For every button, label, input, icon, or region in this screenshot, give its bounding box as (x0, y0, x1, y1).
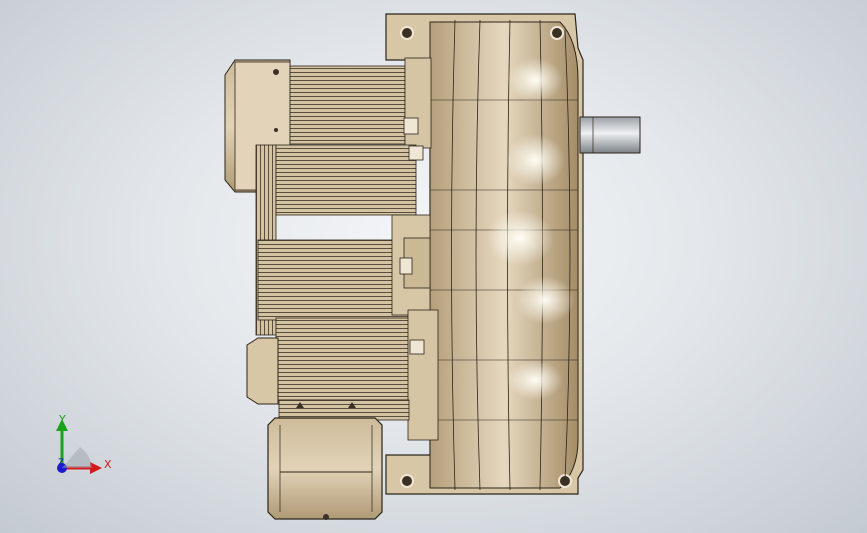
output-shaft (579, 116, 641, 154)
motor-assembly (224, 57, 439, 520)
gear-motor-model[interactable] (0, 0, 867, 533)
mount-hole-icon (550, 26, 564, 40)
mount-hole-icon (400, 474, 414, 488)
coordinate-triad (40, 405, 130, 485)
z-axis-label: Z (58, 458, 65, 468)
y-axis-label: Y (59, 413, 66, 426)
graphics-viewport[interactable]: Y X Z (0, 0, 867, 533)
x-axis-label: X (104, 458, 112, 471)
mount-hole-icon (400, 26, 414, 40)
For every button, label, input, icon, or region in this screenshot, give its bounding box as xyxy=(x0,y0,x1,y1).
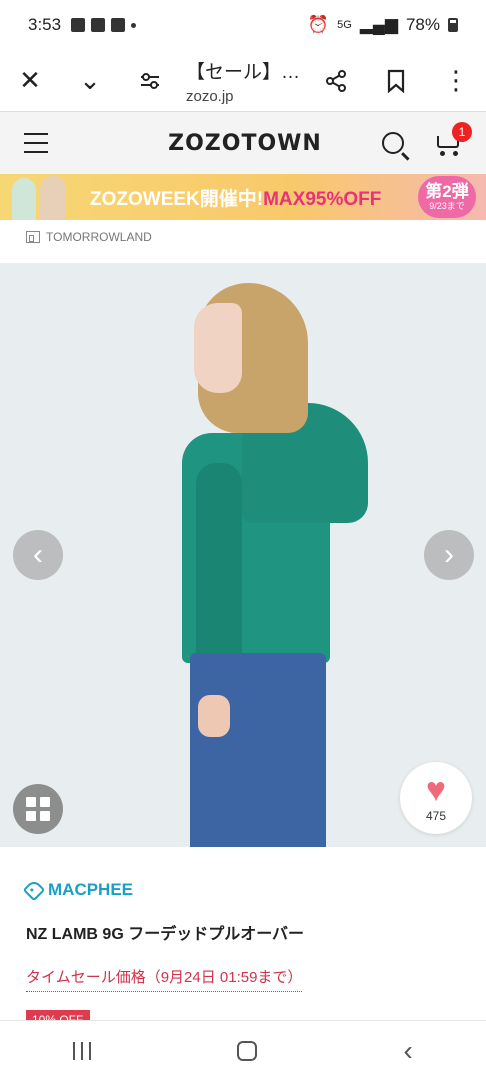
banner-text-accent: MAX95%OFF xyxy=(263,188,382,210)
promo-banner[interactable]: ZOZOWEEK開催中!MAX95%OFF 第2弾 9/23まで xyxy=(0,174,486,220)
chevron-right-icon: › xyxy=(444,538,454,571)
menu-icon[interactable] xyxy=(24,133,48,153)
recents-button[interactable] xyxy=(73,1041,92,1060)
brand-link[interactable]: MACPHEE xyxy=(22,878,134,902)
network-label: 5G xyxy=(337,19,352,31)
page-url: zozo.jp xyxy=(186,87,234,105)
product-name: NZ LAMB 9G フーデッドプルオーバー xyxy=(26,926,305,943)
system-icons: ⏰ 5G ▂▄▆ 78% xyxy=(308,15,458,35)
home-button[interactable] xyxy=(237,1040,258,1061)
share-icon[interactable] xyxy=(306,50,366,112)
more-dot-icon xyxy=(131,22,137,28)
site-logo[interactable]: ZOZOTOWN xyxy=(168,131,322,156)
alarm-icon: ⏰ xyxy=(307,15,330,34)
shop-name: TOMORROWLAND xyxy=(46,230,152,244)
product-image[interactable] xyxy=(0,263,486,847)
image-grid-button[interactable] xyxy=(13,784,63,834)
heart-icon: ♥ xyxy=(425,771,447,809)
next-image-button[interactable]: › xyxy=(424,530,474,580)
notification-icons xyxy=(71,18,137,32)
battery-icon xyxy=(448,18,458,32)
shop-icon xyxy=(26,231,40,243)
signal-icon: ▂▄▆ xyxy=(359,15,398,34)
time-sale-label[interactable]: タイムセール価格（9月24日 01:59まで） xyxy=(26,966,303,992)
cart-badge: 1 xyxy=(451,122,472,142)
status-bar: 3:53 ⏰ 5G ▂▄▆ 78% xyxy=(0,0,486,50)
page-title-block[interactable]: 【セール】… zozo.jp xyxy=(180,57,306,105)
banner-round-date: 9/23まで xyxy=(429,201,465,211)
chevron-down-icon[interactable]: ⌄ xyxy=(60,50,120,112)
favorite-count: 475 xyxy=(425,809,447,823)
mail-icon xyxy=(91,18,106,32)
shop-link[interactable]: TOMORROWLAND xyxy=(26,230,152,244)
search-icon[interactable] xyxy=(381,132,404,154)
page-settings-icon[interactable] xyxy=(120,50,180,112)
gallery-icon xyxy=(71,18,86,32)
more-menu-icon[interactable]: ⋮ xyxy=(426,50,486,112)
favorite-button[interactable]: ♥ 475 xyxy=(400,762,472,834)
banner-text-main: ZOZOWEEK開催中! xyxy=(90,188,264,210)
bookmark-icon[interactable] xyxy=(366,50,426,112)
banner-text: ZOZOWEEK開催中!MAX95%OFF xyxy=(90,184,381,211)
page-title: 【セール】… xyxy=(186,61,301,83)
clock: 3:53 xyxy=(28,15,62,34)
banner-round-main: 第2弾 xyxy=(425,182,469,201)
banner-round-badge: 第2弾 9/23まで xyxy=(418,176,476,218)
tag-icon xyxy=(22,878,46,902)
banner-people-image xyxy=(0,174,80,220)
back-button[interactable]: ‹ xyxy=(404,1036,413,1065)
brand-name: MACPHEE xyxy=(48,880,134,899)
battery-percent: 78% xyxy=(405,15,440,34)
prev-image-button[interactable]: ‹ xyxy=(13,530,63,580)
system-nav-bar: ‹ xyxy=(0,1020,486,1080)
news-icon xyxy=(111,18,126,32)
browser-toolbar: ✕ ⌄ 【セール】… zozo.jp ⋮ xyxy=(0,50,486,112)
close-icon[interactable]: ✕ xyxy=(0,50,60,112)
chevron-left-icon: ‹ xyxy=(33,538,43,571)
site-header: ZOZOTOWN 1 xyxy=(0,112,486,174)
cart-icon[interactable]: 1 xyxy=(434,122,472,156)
================================
> _CHALLENGE_: Recast the stretch from the start of the entries through the line containing "box as xyxy=(x0,y0,x1,y1)." as a JSON list of strings, one string per line, with blank lines and pictures left out.

> _EXERCISE OUTPUT_:
[
  "For every button, label, input, icon, or region in this screenshot, give its bounding box as (x0, y0, x1, y1).",
  "output-shaft (579, 116, 641, 154)",
  "motor-assembly (224, 57, 439, 520)",
  "gear-motor-model[interactable] (0, 0, 867, 533)",
  "mount-hole-icon (550, 26, 564, 40)",
  "mount-hole-icon (400, 474, 414, 488)",
  "coordinate-triad (40, 405, 130, 485)",
  "z-axis-label: Z (58, 458, 65, 468)",
  "y-axis-label: Y (59, 413, 66, 426)",
  "graphics-viewport[interactable]: Y X Z (0, 0, 867, 533)",
  "x-axis-label: X (104, 458, 112, 471)",
  "mount-hole-icon (400, 26, 414, 40)",
  "For every button, label, input, icon, or region in this screenshot, give its bounding box as xyxy=(x0,y0,x1,y1)."
]